_To be done_:
Select from the data all lines with the word "consumo".

_Material shown_:
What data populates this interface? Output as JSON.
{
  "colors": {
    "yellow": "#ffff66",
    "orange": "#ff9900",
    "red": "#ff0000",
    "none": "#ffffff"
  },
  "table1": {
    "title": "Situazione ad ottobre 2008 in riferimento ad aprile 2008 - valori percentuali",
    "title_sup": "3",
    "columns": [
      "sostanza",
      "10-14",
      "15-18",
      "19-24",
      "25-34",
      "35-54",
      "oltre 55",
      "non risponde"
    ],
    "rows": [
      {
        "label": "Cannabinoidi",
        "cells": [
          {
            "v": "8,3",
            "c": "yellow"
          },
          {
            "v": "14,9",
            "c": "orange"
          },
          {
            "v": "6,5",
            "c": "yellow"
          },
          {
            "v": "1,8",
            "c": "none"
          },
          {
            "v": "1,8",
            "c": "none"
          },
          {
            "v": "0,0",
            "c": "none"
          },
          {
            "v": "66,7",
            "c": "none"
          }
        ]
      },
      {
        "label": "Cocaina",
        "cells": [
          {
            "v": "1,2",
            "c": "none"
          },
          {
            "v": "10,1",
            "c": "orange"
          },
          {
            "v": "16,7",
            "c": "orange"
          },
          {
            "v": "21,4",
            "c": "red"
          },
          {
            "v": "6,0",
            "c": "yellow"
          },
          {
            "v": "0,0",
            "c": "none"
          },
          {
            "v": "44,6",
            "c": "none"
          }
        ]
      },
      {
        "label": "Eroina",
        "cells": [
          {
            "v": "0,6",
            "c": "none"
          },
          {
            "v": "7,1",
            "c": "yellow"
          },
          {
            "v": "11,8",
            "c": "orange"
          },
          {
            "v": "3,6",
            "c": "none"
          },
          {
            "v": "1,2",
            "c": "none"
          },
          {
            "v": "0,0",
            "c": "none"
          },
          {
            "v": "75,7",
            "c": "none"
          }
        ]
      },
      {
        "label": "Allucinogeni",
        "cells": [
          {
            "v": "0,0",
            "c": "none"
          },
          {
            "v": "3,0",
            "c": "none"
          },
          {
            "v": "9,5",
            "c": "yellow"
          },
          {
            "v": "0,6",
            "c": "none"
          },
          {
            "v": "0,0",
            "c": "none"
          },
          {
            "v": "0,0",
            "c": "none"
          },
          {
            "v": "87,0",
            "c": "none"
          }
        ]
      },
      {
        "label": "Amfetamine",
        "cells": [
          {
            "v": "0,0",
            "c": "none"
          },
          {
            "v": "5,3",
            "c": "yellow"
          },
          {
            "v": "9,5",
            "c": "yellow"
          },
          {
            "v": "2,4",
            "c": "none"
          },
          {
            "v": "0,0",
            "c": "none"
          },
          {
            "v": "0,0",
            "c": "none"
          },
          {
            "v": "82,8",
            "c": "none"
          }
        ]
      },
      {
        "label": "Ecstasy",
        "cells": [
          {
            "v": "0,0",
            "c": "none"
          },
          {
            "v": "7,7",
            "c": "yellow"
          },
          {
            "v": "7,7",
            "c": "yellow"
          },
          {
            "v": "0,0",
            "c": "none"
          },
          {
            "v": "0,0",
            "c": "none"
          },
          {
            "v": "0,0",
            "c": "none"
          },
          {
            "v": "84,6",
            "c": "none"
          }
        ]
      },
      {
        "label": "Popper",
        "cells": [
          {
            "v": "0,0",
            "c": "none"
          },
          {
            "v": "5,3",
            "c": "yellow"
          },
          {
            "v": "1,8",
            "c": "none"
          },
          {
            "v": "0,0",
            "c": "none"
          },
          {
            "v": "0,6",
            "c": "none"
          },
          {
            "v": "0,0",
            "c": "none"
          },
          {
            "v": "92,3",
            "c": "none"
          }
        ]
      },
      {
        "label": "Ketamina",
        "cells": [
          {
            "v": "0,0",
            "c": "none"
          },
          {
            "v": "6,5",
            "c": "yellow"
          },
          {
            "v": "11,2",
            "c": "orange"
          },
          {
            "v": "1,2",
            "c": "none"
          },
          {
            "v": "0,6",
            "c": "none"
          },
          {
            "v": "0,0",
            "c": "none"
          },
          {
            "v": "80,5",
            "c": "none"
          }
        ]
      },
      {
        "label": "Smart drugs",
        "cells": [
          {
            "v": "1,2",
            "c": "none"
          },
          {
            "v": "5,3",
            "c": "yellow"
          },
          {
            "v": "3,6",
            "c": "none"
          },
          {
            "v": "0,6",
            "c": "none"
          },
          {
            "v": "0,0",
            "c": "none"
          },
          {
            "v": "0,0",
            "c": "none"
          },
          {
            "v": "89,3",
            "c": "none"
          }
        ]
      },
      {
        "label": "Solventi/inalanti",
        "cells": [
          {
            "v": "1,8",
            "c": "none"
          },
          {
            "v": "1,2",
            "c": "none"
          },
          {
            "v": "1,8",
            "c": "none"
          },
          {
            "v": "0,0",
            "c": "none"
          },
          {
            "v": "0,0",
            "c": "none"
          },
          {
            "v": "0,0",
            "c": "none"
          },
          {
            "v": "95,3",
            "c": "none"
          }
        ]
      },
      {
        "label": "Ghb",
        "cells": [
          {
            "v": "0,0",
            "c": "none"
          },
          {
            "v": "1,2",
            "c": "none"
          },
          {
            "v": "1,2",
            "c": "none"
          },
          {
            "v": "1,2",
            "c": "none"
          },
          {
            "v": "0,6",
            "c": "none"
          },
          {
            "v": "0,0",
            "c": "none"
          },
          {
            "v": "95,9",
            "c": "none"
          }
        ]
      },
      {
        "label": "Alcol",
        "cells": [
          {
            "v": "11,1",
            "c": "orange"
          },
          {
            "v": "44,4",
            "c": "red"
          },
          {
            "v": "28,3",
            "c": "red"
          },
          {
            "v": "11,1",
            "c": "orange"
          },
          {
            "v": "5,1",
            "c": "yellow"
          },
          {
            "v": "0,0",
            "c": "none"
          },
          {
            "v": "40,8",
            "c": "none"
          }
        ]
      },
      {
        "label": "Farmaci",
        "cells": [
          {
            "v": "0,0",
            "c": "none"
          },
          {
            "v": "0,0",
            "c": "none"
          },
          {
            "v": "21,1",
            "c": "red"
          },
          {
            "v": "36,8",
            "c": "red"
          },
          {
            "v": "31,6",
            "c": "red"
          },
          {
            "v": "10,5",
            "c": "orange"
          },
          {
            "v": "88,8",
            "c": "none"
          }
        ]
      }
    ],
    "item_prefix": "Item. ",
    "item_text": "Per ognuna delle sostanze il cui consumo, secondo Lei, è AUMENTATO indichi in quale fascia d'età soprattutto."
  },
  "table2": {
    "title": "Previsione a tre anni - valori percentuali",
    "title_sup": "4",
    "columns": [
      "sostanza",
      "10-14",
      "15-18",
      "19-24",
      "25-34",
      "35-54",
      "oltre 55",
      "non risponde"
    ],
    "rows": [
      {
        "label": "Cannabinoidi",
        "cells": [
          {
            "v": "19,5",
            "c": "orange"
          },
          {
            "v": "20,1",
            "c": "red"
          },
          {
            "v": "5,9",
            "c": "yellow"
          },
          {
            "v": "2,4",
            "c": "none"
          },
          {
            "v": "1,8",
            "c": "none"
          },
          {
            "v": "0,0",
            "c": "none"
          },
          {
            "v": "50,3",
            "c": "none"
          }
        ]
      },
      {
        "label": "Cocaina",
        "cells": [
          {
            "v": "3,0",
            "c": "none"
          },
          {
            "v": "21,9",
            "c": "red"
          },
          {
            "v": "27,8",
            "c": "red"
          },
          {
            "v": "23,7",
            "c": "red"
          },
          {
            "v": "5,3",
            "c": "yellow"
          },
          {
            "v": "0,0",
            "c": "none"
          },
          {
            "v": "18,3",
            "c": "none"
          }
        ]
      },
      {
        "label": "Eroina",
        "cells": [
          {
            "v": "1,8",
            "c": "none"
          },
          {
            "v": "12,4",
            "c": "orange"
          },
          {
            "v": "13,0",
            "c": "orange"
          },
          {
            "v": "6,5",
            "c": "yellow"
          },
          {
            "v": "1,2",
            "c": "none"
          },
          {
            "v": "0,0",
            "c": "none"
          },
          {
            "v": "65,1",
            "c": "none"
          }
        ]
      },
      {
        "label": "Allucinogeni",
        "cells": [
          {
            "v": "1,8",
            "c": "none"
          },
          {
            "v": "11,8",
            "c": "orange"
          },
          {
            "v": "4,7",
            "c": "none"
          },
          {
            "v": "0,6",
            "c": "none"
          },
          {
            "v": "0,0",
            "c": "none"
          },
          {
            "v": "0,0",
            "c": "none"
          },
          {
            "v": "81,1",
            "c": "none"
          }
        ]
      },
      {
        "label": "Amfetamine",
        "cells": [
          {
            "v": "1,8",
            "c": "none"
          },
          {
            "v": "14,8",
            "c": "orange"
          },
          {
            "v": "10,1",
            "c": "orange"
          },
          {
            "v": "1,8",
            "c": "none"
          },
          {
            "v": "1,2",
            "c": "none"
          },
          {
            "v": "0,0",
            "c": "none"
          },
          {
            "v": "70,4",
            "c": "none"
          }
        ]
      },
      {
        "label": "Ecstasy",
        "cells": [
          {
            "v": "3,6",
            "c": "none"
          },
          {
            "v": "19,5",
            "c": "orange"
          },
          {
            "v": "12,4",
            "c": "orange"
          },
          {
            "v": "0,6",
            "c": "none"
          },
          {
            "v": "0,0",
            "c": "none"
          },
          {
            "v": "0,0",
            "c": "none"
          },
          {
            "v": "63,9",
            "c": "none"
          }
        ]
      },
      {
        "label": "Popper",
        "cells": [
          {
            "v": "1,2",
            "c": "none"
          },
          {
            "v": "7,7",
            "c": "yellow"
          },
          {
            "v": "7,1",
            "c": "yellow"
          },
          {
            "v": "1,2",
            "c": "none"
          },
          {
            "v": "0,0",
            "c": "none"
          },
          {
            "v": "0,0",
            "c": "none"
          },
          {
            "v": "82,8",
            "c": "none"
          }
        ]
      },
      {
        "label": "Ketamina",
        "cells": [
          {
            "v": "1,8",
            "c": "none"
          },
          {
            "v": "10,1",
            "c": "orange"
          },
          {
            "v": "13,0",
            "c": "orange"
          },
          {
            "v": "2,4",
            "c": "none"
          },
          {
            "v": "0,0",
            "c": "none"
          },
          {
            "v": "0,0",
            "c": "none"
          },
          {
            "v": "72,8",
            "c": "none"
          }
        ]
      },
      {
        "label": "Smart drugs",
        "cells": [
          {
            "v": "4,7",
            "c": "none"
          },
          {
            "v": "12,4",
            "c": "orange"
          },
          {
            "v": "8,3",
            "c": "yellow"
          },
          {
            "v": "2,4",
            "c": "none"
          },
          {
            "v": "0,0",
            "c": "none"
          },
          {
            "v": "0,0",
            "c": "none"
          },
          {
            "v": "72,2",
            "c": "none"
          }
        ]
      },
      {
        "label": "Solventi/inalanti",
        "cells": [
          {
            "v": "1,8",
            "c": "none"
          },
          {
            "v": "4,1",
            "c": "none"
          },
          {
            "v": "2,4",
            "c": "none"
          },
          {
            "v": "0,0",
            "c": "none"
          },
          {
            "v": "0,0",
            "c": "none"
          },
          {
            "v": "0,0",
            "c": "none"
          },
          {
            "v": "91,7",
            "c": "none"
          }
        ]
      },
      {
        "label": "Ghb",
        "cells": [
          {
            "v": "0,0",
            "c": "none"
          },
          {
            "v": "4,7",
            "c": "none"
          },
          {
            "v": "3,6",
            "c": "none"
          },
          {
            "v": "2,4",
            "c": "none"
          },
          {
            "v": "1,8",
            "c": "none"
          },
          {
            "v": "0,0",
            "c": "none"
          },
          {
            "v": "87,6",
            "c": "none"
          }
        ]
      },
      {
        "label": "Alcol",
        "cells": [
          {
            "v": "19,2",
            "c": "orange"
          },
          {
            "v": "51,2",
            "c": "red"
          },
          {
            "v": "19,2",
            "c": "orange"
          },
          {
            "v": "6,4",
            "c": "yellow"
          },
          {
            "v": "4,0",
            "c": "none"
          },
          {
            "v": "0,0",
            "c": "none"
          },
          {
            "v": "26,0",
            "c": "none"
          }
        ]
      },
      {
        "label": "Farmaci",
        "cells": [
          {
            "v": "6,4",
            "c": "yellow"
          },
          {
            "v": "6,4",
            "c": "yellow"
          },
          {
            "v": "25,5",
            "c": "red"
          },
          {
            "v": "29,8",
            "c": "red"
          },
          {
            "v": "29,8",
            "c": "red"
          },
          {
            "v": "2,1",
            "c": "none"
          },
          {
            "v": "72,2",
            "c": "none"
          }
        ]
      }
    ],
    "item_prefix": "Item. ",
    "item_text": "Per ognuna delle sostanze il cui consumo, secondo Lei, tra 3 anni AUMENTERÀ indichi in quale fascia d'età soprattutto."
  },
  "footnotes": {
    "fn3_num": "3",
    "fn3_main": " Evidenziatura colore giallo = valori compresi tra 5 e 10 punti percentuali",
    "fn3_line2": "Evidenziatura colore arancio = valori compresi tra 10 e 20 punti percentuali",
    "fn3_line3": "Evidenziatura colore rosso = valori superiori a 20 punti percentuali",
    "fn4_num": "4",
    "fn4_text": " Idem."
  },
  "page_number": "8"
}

_Final result_:
    "item_text": "Per ognuna delle sostanze il cui consumo, secondo Lei, è AUMENTATO indichi in quale fascia d'età soprattutto."
    "item_text": "Per ognuna delle sostanze il cui consumo, secondo Lei, tra 3 anni AUMENTERÀ indichi in quale fascia d'età soprattutto."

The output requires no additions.